Figure collection entries

>>>

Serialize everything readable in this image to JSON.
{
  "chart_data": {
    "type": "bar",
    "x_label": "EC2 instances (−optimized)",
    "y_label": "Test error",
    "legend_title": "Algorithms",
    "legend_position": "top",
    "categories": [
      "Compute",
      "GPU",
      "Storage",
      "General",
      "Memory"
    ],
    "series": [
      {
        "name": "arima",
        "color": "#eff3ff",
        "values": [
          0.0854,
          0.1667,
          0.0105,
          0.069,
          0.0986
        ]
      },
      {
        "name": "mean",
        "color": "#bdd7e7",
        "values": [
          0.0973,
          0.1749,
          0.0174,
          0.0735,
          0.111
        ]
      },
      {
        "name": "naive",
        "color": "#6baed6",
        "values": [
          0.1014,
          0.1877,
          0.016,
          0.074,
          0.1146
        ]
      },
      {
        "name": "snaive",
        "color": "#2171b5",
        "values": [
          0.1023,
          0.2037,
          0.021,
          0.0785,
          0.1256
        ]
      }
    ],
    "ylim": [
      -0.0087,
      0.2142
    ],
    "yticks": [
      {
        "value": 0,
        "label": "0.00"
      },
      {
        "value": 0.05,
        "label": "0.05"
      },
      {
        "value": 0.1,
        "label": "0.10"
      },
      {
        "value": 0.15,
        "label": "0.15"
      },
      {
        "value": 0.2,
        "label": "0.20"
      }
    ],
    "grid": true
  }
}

<<<

The request -> Repeat each entry word for word.

Written solution ->
Serialize everything readable in this image to JSON.
{
  "chart_data": {
    "type": "bar",
    "x_label": "EC2 instances (−optimized)",
    "y_label": "Test error",
    "legend_title": "Algorithms",
    "legend_position": "top",
    "categories": [
      "Compute",
      "GPU",
      "Storage",
      "General",
      "Memory"
    ],
    "series": [
      {
        "name": "arima",
        "color": "#eff3ff",
        "values": [
          0.0854,
          0.1667,
          0.0105,
          0.069,
          0.0986
        ]
      },
      {
        "name": "mean",
        "color": "#bdd7e7",
        "values": [
          0.0973,
          0.1749,
          0.0174,
          0.0735,
          0.111
        ]
      },
      {
        "name": "naive",
        "color": "#6baed6",
        "values": [
          0.1014,
          0.1877,
          0.016,
          0.074,
          0.1146
        ]
      },
      {
        "name": "snaive",
        "color": "#2171b5",
        "values": [
          0.1023,
          0.2037,
          0.021,
          0.0785,
          0.1256
        ]
      }
    ],
    "ylim": [
      -0.0087,
      0.2142
    ],
    "yticks": [
      {
        "value": 0,
        "label": "0.00"
      },
      {
        "value": 0.05,
        "label": "0.05"
      },
      {
        "value": 0.1,
        "label": "0.10"
      },
      {
        "value": 0.15,
        "label": "0.15"
      },
      {
        "value": 0.2,
        "label": "0.20"
      }
    ],
    "grid": true
  }
}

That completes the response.